INSTRUCTIONS FOR THE TASK:
Return the number of lines holding "ecotoxicity", with nothing added.

:: PROVIDED DATA

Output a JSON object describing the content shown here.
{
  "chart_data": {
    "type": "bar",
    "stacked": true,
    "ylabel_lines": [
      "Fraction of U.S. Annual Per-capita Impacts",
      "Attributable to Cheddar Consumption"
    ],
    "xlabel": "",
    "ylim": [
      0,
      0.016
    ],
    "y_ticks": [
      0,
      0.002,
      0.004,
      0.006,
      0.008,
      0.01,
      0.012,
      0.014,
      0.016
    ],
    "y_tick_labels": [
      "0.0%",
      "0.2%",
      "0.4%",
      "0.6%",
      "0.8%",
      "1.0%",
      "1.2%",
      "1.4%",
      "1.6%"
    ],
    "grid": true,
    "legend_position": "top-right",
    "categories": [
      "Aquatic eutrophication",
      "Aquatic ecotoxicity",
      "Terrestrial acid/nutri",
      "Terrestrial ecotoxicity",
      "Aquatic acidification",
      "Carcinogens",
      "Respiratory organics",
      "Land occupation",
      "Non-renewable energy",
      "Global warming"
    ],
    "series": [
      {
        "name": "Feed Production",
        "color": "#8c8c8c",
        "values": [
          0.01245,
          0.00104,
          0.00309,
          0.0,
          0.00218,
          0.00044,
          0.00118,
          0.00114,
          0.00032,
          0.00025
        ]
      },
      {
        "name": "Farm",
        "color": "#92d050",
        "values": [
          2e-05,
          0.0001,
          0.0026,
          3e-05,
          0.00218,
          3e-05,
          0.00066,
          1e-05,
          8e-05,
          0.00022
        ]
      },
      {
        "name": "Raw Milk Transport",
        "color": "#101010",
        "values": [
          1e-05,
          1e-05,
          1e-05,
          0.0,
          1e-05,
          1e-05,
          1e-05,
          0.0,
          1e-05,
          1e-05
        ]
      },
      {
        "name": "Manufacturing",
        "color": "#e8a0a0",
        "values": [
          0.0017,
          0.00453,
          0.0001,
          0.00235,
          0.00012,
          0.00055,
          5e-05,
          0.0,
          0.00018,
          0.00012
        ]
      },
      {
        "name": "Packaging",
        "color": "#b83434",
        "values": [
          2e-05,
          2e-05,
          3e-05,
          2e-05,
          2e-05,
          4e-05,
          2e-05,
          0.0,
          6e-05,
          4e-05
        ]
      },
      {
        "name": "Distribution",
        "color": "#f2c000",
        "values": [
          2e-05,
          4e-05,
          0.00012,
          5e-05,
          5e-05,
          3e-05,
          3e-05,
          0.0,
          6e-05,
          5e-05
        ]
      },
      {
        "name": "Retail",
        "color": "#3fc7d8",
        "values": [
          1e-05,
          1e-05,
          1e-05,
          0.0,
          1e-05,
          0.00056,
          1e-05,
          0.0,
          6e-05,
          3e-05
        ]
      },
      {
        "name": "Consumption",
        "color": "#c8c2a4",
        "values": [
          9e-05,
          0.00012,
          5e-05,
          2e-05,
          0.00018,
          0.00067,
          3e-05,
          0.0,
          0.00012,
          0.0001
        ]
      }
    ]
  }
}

::::

EXERCISE SOLUTION:
2